/---

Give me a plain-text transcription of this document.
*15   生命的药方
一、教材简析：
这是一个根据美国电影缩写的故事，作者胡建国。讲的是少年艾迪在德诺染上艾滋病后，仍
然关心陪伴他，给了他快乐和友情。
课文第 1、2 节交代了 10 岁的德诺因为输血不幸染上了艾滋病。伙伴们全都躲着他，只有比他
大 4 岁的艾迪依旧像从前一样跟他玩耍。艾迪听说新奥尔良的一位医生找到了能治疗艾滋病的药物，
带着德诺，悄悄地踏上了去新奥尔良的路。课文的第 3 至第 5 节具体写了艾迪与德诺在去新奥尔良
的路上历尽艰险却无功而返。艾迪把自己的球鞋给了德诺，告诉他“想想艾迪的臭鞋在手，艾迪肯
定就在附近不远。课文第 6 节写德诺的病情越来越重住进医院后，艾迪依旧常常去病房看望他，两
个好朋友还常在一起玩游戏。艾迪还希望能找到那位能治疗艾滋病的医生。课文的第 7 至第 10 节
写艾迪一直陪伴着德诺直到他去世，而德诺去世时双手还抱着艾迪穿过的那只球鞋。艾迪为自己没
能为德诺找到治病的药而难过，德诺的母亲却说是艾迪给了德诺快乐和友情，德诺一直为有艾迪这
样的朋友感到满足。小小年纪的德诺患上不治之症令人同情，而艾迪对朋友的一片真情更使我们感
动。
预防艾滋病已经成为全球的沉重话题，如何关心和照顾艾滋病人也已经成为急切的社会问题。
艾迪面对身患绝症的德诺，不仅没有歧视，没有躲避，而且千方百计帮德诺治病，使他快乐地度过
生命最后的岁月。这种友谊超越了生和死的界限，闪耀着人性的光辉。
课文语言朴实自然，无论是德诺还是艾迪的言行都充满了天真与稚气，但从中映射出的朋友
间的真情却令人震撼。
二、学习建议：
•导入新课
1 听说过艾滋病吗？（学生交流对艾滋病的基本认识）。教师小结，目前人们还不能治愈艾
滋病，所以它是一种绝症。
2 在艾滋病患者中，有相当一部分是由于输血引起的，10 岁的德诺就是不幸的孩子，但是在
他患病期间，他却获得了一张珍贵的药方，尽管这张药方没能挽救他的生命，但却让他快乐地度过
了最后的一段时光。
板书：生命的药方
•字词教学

\---

> _REQUIREMENTS_:
Repeat all the entries word for word.

> _EXPECTED OUTPUT_:
Give me a plain-text transcription of this document.
*15   生命的药方
一、教材简析：
这是一个根据美国电影缩写的故事，作者胡建国。讲的是少年艾迪在德诺染上艾滋病后，仍
然关心陪伴他，给了他快乐和友情。
课文第 1、2 节交代了 10 岁的德诺因为输血不幸染上了艾滋病。伙伴们全都躲着他，只有比他
大 4 岁的艾迪依旧像从前一样跟他玩耍。艾迪听说新奥尔良的一位医生找到了能治疗艾滋病的药物，
带着德诺，悄悄地踏上了去新奥尔良的路。课文的第 3 至第 5 节具体写了艾迪与德诺在去新奥尔良
的路上历尽艰险却无功而返。艾迪把自己的球鞋给了德诺，告诉他“想想艾迪的臭鞋在手，艾迪肯
定就在附近不远。课文第 6 节写德诺的病情越来越重住进医院后，艾迪依旧常常去病房看望他，两
个好朋友还常在一起玩游戏。艾迪还希望能找到那位能治疗艾滋病的医生。课文的第 7 至第 10 节
写艾迪一直陪伴着德诺直到他去世，而德诺去世时双手还抱着艾迪穿过的那只球鞋。艾迪为自己没
能为德诺找到治病的药而难过，德诺的母亲却说是艾迪给了德诺快乐和友情，德诺一直为有艾迪这
样的朋友感到满足。小小年纪的德诺患上不治之症令人同情，而艾迪对朋友的一片真情更使我们感
动。
预防艾滋病已经成为全球的沉重话题，如何关心和照顾艾滋病人也已经成为急切的社会问题。
艾迪面对身患绝症的德诺，不仅没有歧视，没有躲避，而且千方百计帮德诺治病，使他快乐地度过
生命最后的岁月。这种友谊超越了生和死的界限，闪耀着人性的光辉。
课文语言朴实自然，无论是德诺还是艾迪的言行都充满了天真与稚气，但从中映射出的朋友
间的真情却令人震撼。
二、学习建议：
•导入新课
1 听说过艾滋病吗？（学生交流对艾滋病的基本认识）。教师小结，目前人们还不能治愈艾
滋病，所以它是一种绝症。
2 在艾滋病患者中，有相当一部分是由于输血引起的，10 岁的德诺就是不幸的孩子，但是在
他患病期间，他却获得了一张珍贵的药方，尽管这张药方没能挽救他的生命，但却让他快乐地度过
了最后的一段时光。
板书：生命的药方
•字词教学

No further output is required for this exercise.